[Data]
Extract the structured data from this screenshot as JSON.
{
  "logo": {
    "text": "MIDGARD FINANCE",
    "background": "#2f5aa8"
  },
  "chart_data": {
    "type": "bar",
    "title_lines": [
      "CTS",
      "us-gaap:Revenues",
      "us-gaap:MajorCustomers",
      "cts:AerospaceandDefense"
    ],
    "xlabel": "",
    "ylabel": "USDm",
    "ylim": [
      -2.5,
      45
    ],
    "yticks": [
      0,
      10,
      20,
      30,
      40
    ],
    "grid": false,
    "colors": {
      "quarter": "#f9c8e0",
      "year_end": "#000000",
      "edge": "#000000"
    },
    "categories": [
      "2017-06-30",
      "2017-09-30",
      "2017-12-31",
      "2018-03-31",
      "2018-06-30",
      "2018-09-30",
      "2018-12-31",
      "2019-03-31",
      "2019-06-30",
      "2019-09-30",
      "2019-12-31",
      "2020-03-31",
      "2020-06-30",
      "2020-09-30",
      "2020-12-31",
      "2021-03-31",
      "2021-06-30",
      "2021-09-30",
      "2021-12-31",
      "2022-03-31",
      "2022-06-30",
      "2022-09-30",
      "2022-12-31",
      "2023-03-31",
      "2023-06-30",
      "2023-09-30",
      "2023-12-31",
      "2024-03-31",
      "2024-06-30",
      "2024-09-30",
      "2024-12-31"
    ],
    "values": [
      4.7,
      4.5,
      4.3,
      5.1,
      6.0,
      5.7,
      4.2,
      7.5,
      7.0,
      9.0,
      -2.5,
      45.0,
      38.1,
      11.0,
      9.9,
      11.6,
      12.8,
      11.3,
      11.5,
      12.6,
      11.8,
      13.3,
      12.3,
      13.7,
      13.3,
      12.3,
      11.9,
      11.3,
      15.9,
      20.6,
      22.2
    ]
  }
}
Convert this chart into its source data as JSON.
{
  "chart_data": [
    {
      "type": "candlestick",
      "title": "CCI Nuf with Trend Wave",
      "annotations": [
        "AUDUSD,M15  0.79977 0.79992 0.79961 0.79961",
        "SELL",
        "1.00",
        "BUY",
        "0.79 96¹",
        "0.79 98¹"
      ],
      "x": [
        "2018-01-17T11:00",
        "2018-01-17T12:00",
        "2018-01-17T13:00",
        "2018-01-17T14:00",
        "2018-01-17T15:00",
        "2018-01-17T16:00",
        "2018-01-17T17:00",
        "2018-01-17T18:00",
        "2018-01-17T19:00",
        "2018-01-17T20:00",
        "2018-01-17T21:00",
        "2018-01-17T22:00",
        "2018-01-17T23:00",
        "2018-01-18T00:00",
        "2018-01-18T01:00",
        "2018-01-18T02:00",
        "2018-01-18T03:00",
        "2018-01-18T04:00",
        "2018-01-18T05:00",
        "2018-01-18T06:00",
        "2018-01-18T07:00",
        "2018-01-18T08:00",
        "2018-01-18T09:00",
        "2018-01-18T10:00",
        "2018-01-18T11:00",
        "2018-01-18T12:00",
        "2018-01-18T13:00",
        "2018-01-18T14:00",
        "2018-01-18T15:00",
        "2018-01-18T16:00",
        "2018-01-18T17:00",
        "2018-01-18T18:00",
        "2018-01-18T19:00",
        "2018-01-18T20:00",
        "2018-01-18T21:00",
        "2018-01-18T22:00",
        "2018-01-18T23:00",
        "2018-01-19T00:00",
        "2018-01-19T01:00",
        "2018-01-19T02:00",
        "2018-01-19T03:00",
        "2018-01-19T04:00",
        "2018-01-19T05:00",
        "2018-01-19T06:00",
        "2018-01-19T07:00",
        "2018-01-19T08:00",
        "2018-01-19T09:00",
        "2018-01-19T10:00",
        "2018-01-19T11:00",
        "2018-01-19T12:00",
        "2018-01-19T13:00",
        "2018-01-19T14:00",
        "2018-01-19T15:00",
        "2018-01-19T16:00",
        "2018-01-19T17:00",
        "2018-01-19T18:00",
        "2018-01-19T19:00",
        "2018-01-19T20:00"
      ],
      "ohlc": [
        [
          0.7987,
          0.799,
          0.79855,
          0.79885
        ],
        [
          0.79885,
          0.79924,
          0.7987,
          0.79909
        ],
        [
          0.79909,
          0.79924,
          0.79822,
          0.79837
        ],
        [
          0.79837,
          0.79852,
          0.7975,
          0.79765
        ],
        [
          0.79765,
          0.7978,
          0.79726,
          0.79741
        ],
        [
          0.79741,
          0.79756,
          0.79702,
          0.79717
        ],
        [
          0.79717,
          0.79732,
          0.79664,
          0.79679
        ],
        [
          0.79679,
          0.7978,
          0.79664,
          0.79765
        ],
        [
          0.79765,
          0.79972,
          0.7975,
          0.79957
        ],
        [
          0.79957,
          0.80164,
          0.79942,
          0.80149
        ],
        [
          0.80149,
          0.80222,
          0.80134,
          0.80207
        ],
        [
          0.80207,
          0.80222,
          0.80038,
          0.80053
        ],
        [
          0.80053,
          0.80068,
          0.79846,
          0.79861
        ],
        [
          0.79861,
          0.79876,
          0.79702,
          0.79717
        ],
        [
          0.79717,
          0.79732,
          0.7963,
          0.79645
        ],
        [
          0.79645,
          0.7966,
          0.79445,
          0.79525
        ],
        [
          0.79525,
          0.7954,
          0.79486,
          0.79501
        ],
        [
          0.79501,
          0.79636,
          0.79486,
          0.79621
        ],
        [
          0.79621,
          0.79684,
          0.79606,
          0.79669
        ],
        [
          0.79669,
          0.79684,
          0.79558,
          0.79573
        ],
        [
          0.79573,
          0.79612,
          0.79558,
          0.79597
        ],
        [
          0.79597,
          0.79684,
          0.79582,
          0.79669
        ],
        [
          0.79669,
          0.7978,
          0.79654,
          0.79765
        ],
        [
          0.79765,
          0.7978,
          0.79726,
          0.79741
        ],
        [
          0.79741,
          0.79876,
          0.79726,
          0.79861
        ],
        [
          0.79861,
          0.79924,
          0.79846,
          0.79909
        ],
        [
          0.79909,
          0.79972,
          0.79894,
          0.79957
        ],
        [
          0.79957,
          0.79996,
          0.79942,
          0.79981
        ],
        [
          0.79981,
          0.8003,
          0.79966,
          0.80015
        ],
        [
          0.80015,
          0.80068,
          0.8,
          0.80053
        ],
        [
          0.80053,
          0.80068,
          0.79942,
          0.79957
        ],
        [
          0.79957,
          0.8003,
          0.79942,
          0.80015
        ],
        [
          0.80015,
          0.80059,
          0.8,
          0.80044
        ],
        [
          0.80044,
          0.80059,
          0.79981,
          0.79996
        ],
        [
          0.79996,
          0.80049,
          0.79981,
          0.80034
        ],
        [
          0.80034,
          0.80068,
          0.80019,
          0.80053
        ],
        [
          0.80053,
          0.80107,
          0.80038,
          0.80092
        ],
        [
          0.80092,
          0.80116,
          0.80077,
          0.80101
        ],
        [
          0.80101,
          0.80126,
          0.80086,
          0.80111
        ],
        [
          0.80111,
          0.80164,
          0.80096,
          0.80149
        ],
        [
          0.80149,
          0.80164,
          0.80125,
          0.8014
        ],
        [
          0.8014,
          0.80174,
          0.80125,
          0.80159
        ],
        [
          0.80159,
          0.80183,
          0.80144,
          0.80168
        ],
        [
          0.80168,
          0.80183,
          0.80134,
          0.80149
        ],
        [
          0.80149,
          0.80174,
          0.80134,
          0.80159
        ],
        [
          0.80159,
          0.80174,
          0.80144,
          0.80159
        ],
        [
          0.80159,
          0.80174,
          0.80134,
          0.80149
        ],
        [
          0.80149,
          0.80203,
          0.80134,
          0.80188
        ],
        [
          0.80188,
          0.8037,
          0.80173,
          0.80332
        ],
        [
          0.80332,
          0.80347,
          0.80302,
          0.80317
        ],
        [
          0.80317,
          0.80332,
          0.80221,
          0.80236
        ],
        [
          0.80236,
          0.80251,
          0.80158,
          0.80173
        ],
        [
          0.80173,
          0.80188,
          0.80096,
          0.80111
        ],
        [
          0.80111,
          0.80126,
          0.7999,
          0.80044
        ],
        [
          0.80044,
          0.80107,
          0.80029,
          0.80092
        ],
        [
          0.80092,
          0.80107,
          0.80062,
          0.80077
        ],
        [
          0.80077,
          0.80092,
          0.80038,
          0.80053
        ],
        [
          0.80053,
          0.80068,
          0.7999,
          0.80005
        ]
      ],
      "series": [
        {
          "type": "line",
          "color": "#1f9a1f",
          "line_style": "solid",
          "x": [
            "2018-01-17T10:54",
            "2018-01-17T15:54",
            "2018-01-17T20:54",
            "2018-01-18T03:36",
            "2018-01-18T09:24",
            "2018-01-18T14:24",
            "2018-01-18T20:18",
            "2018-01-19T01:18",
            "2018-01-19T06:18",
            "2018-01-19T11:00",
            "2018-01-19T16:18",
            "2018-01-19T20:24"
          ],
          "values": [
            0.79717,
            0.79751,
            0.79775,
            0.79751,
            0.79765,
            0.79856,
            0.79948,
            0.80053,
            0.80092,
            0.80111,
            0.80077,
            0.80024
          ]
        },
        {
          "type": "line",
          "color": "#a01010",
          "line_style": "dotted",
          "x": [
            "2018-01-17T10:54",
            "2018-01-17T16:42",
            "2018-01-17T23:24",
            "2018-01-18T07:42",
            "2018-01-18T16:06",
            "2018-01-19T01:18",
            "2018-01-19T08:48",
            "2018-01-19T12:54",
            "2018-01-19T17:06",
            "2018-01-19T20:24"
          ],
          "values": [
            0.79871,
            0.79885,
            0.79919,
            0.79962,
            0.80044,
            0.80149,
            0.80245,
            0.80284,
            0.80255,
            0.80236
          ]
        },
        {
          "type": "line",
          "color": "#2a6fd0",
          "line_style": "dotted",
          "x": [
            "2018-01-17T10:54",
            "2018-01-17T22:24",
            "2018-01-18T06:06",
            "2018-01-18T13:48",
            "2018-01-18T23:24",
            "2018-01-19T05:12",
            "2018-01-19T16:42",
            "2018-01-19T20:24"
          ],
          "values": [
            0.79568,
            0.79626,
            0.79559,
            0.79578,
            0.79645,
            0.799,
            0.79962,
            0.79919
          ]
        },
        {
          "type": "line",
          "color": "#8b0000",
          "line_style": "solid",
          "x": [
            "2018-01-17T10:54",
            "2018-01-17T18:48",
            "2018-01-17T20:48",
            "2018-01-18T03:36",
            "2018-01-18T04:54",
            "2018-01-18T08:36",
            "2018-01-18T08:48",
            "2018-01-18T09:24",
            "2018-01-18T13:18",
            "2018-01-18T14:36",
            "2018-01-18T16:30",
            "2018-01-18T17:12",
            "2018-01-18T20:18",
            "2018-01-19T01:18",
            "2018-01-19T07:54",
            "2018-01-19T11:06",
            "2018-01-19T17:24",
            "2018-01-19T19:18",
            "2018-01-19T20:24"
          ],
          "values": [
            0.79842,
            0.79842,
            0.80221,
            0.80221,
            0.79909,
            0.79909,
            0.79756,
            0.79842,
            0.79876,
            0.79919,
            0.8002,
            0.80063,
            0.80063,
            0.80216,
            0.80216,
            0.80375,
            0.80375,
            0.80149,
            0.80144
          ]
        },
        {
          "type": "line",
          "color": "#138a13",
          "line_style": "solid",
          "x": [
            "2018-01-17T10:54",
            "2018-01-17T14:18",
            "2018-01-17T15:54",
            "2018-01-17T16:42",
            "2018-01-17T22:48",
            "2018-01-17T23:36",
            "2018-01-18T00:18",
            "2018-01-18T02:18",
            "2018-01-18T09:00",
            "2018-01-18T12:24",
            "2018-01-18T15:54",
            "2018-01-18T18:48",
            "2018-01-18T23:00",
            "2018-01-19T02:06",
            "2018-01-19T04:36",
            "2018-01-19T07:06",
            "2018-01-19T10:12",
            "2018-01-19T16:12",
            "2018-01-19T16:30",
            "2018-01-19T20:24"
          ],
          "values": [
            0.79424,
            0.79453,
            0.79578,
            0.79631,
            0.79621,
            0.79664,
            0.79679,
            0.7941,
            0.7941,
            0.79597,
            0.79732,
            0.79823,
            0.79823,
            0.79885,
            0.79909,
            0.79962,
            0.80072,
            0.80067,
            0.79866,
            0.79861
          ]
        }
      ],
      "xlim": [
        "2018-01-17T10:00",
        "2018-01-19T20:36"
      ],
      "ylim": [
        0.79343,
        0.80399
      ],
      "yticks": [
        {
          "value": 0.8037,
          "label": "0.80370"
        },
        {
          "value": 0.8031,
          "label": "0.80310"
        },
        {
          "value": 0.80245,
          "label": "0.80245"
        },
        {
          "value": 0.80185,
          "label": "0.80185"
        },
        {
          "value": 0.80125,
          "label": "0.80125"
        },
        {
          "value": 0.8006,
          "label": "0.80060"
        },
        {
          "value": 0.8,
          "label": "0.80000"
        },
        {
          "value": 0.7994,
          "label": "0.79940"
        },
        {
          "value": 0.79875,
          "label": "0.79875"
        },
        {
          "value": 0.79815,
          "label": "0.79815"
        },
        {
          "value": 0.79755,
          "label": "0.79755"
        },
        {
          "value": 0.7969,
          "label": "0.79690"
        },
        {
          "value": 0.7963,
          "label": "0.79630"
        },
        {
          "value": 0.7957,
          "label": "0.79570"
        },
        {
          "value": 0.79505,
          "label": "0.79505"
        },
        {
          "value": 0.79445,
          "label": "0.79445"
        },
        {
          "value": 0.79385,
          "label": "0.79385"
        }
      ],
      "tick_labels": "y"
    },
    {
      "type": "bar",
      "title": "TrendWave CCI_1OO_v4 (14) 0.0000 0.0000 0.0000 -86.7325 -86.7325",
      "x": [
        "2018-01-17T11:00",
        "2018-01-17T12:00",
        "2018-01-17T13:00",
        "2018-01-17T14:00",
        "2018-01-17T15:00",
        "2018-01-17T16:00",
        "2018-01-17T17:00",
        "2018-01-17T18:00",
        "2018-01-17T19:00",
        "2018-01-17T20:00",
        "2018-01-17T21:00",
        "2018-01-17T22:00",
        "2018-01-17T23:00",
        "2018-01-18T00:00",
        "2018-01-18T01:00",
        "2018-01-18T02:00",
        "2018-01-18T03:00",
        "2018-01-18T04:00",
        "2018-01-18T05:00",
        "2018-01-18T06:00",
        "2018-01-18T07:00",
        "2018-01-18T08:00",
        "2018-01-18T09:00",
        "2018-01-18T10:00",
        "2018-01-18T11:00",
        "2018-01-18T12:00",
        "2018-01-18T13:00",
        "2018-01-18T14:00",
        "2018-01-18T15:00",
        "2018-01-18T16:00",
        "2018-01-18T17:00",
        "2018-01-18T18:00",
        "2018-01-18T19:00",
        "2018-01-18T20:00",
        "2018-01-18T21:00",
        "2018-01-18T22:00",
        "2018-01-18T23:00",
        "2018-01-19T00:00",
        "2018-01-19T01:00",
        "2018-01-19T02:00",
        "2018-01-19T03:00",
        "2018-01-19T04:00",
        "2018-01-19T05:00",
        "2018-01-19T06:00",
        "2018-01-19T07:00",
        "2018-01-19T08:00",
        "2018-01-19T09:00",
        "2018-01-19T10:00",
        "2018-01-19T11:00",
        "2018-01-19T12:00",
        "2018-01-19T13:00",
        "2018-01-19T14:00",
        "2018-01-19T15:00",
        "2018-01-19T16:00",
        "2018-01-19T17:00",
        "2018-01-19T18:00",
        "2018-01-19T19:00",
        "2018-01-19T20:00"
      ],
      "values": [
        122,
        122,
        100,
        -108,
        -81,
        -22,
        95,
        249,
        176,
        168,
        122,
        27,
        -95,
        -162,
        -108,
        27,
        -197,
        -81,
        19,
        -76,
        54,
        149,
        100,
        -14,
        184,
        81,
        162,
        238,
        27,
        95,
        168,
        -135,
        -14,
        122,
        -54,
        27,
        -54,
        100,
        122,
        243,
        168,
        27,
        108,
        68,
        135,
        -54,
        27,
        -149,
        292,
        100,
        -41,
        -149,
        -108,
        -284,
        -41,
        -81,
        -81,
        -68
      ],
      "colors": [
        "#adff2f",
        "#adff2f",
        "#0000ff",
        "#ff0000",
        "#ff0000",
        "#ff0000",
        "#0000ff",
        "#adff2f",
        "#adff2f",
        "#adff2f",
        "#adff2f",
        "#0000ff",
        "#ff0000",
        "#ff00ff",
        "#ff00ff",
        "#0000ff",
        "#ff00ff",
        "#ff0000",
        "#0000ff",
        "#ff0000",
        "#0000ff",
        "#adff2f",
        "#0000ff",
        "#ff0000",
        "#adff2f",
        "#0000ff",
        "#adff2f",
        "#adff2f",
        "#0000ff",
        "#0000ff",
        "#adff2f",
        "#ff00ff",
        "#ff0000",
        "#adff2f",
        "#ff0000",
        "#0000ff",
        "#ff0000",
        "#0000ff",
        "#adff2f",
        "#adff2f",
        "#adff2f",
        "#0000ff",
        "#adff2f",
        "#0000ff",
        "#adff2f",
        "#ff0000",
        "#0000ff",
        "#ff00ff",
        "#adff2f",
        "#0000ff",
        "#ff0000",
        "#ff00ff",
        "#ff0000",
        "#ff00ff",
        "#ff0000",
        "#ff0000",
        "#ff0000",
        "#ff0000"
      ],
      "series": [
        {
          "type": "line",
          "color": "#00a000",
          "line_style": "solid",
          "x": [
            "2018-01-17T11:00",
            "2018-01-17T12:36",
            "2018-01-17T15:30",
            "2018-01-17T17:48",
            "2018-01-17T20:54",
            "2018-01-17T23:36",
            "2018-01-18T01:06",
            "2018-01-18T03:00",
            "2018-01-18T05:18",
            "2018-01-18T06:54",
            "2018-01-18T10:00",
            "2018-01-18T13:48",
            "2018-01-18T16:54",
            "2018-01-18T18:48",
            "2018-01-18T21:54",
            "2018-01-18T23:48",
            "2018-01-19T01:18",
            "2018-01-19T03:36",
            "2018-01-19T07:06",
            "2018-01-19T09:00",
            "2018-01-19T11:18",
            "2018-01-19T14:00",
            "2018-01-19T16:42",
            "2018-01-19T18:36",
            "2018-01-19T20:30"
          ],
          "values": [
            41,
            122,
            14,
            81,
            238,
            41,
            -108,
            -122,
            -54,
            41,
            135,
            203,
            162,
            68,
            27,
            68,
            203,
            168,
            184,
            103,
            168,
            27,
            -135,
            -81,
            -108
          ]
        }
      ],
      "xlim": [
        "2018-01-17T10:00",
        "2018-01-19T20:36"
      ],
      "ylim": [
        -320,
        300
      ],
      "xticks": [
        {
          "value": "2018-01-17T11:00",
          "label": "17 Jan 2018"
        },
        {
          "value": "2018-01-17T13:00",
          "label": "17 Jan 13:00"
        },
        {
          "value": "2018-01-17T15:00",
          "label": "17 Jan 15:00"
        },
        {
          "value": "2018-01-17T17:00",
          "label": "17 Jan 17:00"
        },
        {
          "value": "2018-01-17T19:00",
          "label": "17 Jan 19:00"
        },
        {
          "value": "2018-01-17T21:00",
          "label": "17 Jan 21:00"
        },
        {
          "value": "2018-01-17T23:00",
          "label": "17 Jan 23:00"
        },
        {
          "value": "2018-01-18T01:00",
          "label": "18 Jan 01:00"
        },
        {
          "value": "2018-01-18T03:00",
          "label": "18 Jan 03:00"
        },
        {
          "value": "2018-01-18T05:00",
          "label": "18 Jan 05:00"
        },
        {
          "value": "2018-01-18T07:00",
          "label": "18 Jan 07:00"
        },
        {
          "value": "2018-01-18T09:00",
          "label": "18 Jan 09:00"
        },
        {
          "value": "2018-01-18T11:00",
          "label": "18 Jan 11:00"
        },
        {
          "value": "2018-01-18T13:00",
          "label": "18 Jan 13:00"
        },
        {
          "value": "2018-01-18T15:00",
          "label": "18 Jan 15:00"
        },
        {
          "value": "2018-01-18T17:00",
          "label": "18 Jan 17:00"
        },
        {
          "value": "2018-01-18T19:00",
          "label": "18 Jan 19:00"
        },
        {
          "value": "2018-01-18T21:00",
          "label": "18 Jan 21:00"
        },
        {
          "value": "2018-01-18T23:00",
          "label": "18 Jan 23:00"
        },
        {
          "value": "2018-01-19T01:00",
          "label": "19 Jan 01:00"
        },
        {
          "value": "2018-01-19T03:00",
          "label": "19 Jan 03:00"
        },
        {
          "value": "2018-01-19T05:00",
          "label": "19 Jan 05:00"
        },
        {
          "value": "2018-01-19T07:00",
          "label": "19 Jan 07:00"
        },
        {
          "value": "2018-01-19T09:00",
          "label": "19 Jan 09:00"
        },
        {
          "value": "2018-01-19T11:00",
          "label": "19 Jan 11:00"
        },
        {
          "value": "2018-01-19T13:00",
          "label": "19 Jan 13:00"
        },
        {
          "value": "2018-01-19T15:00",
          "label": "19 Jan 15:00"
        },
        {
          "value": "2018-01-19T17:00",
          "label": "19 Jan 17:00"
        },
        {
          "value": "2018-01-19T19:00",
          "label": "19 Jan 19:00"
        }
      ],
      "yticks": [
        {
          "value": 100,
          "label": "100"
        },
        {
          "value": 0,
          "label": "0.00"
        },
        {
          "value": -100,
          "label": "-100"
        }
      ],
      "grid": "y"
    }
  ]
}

[Problem requirements] Copy in full each line that holds the word "this".

[Expected answer]
Extract the structured data from this screenshot as JSON.
Convert this chart into its source data as JSON.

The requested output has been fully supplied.